* **Selected extract**
--------
FWIW, for a related possible future cleanup some modifiers by convention can be omitted, such as abstract on normal interface methods. The printModifiers method written annotation processing

http://hg.openjdk.java.net/jdk9/dev/langtools/file/286fc9270404/src/jdk.compiler/share/classes/com/sun/tools/javac/processing/PrintingProcessor.java

tries to output the informative modifiers (in the suggested order).

-Joe

On 9/16/2015 11:20 AM, Martin Buchholz wrote:
Peter, that Java program is awesome, but ...
the original perl seems more readable to me (!)
even if I apply some not-yet-done perl golf to it,
and it seems to me that if we're rewriting in Java we can get the benefits
of Java, i.e. correctness, which you can probably get by tapping into
javac's conversion to AST.  This would allow you to get modifiers split
across lines correct, for example.
--------
* **Data listing**
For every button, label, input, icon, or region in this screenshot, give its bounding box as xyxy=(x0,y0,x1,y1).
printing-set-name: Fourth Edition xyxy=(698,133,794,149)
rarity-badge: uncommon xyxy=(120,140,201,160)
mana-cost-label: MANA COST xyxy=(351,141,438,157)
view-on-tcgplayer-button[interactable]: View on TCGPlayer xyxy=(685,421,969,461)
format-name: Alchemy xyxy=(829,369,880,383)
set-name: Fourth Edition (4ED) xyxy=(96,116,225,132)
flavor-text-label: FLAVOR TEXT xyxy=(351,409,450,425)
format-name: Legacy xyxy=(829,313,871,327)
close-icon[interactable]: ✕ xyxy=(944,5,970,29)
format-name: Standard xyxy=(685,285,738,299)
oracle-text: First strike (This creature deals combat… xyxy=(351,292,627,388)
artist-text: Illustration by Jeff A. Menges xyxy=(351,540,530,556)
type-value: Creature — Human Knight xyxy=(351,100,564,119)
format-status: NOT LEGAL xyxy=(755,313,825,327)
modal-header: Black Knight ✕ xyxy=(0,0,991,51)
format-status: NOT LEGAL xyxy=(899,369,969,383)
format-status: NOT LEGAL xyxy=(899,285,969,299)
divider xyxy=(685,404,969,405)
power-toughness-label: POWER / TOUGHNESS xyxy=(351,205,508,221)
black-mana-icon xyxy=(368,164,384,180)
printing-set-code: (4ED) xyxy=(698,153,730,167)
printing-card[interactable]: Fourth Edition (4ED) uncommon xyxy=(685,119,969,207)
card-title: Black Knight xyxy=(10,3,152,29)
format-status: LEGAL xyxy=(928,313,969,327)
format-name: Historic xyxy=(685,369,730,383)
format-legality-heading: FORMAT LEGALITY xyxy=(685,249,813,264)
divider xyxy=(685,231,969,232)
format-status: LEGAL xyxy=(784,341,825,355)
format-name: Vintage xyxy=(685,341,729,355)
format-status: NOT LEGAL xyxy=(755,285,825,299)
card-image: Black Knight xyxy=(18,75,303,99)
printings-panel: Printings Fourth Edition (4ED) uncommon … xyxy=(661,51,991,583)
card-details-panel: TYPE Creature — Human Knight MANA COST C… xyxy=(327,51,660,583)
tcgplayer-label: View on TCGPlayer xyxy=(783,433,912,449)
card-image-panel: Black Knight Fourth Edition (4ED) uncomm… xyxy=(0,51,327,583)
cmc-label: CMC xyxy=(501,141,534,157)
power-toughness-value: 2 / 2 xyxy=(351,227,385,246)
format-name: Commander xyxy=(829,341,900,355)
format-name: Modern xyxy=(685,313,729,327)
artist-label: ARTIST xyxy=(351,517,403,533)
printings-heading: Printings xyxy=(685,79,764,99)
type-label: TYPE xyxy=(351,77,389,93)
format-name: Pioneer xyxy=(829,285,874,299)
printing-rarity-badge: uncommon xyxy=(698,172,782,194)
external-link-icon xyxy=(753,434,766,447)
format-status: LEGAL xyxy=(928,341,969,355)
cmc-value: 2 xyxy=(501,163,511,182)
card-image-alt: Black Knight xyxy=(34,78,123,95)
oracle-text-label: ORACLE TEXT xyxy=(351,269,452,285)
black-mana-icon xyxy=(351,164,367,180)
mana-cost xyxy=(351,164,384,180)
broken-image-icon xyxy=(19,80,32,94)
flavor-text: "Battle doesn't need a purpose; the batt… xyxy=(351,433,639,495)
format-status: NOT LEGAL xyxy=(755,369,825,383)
--------
* **Instructions**
1. Translate this sentence from the message into Spanish: "FWIW, for a related possible future cleanup some modifiers by convention can be omitted, such as abstract on normal interface methods."
2. Transcribe the part of the message starting at "FWIW, for a" and ending at "the suggested order).".
Work only from the message, not from the records.

* **Answers to the tasks**
1. Por si sirve de algo, para una posible limpieza futura relacionada, algunos modificadores pueden omitirse por convención, como abstract en los métodos normales de interfaz.

2.
FWIW, for a related possible future cleanup some modifiers by convention can be omitted, such as abstract on normal interface methods. The printModifiers method written annotation processing

http://hg.openjdk.java.net/jdk9/dev/langtools/file/286fc9270404/src/jdk.compiler/share/classes/com/sun/tools/javac/processing/PrintingProcessor.java

tries to output the informative modifiers (in the suggested order).